» **REQUIRED TASK**
Write the data out again exactly, with no pictures.

» **Dataset records**
· · · · · · ·
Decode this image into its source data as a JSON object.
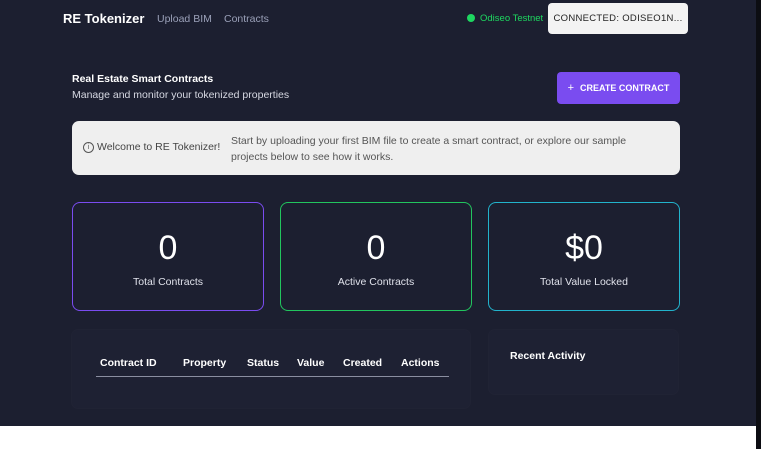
{
  "nav": {
    "brand": "RE Tokenizer",
    "links": [
      "Upload BIM",
      "Contracts"
    ],
    "network": "Odiseo Testnet",
    "connect_label": "CONNECTED: ODISEO1N..."
  },
  "header": {
    "title": "Real Estate Smart Contracts",
    "subtitle": "Manage and monitor your tokenized properties",
    "create_label": "CREATE CONTRACT",
    "create_icon": "plus-icon"
  },
  "banner": {
    "icon": "info-icon",
    "heading": "Welcome to RE Tokenizer!",
    "text": "Start by uploading your first BIM file to create a smart contract, or explore our sample projects below to see how it works."
  },
  "stats": [
    {
      "value": "0",
      "label": "Total Contracts"
    },
    {
      "value": "0",
      "label": "Active Contracts"
    },
    {
      "value": "$0",
      "label": "Total Value Locked"
    }
  ],
  "table": {
    "columns": [
      "Contract ID",
      "Property",
      "Status",
      "Value",
      "Created",
      "Actions"
    ]
  },
  "activity": {
    "title": "Recent Activity"
  },
  "colors": {
    "background": "#1c1f30",
    "accent_purple": "#7a4cf0",
    "green": "#22c55e",
    "teal": "#22b3cc",
    "network_green": "#1ed760"
  }
}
· · · · · · ·
» **CORRECT RESPONSE**
Decode this image into its source data as a JSON object.
{
  "nav": {
    "brand": "RE Tokenizer",
    "links": [
      "Upload BIM",
      "Contracts"
    ],
    "network": "Odiseo Testnet",
    "connect_label": "CONNECTED: ODISEO1N..."
  },
  "header": {
    "title": "Real Estate Smart Contracts",
    "subtitle": "Manage and monitor your tokenized properties",
    "create_label": "CREATE CONTRACT",
    "create_icon": "plus-icon"
  },
  "banner": {
    "icon": "info-icon",
    "heading": "Welcome to RE Tokenizer!",
    "text": "Start by uploading your first BIM file to create a smart contract, or explore our sample projects below to see how it works."
  },
  "stats": [
    {
      "value": "0",
      "label": "Total Contracts"
    },
    {
      "value": "0",
      "label": "Active Contracts"
    },
    {
      "value": "$0",
      "label": "Total Value Locked"
    }
  ],
  "table": {
    "columns": [
      "Contract ID",
      "Property",
      "Status",
      "Value",
      "Created",
      "Actions"
    ]
  },
  "activity": {
    "title": "Recent Activity"
  },
  "colors": {
    "background": "#1c1f30",
    "accent_purple": "#7a4cf0",
    "green": "#22c55e",
    "teal": "#22b3cc",
    "network_green": "#1ed760"
  }
}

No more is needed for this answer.